Extract every line below that contains the word "title".
======== Records for processing ========
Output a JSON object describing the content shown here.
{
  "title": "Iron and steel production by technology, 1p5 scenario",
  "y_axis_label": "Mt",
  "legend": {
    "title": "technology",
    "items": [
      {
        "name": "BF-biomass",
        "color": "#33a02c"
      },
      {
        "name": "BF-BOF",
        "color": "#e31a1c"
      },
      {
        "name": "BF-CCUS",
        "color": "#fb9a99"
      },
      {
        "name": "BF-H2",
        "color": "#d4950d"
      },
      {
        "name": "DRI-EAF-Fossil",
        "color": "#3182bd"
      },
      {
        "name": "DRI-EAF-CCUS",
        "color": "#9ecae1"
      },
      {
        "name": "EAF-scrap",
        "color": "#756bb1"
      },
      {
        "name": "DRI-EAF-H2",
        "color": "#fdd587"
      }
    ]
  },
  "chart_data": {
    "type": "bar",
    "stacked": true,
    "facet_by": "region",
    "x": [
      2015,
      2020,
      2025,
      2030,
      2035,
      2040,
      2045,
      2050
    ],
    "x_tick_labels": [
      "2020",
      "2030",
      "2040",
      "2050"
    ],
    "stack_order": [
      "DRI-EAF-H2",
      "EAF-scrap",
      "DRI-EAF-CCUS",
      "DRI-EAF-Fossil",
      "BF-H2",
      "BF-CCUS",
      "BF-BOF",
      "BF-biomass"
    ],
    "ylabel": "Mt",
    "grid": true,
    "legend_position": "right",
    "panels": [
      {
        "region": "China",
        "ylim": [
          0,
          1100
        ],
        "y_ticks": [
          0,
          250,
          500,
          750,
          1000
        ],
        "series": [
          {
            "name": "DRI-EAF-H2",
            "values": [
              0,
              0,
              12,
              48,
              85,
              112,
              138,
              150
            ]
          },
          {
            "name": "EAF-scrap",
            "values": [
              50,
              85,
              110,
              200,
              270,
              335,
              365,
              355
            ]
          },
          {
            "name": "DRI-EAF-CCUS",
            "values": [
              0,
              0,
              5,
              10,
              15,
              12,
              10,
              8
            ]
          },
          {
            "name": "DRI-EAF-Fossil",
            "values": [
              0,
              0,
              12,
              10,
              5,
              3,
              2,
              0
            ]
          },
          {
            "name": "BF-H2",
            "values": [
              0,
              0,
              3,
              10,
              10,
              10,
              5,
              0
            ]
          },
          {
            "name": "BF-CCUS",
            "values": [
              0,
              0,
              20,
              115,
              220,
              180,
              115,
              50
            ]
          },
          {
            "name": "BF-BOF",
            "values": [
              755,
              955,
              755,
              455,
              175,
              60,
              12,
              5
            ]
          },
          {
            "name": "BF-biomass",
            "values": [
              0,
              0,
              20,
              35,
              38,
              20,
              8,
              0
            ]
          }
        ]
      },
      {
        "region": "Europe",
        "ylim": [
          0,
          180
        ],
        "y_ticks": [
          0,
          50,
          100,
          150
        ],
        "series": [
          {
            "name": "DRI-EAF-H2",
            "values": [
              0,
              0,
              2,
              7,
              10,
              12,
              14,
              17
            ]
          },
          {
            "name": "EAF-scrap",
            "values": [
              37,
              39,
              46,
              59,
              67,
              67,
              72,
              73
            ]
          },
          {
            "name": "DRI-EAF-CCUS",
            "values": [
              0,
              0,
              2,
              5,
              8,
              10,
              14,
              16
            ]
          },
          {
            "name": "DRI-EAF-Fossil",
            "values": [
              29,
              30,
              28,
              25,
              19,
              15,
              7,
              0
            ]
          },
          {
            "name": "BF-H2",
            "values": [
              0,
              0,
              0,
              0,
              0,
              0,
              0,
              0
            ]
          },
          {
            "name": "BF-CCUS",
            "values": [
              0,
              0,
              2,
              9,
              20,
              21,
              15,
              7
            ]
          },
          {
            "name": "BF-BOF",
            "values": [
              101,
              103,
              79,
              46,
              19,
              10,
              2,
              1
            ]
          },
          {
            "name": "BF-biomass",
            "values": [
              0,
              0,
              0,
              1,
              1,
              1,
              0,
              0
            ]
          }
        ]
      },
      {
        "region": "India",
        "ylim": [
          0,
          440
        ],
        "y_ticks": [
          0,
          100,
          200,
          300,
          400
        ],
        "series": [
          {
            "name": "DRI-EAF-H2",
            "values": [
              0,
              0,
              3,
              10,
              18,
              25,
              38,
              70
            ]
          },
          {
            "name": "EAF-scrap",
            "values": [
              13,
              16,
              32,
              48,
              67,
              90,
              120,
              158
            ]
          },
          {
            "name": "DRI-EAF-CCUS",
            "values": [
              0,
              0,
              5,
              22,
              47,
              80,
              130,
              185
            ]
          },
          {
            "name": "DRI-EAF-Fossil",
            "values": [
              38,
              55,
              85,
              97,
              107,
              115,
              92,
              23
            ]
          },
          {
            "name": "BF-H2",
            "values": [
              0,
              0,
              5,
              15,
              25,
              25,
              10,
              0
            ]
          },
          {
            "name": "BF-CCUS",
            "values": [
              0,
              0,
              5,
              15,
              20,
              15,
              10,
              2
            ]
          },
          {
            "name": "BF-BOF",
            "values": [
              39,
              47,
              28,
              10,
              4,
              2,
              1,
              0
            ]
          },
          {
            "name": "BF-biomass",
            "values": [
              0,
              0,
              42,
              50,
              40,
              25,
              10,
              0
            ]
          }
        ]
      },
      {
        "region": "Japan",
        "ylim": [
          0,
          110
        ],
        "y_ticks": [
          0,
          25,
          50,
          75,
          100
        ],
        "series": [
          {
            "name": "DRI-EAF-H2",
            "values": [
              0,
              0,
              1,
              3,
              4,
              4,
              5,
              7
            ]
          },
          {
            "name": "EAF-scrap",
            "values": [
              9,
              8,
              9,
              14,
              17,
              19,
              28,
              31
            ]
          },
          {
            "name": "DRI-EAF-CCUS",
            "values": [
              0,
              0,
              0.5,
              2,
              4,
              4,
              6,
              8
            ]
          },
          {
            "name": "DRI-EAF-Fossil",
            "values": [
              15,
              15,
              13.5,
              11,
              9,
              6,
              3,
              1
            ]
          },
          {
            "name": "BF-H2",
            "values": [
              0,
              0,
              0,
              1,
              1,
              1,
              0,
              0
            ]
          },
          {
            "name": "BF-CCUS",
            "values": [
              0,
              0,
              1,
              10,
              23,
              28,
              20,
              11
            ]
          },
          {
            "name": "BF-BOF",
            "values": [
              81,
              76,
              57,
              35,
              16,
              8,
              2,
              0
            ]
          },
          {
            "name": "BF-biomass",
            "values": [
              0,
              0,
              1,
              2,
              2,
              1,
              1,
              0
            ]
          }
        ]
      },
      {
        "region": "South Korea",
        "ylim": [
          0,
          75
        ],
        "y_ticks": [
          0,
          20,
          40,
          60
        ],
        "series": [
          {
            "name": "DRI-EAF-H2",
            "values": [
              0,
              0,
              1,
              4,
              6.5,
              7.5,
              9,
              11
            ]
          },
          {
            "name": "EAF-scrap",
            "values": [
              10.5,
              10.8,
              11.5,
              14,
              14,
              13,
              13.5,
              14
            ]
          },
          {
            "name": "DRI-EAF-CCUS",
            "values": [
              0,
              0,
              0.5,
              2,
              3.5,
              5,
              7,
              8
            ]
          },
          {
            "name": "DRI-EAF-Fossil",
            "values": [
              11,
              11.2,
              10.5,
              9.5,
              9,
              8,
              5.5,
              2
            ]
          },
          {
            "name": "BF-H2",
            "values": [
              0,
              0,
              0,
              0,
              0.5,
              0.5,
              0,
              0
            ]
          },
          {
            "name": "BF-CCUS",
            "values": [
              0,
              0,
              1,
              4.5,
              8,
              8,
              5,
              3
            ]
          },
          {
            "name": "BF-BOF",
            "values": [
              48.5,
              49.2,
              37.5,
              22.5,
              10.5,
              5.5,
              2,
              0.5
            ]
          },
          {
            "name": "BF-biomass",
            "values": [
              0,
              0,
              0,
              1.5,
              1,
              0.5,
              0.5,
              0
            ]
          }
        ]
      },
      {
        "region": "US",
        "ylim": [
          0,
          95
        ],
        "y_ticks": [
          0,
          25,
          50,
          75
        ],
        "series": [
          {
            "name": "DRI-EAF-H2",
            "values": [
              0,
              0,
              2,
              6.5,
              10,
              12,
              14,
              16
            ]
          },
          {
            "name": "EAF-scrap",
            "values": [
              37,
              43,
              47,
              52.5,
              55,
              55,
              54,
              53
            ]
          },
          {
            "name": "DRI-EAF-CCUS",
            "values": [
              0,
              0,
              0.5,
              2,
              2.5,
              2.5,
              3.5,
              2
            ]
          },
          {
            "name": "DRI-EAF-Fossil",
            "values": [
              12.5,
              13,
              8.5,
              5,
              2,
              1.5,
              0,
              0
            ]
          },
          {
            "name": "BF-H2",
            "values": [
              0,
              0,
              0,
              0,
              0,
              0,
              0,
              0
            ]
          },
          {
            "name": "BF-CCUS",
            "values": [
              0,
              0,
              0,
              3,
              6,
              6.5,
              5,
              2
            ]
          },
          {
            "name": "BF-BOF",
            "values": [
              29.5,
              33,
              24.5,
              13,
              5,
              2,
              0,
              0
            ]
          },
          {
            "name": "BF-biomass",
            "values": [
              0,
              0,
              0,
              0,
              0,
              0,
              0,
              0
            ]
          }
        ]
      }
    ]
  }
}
========
* Task response:
  "title": "Iron and steel production by technology, 1p5 scenario",
    "title": "technology",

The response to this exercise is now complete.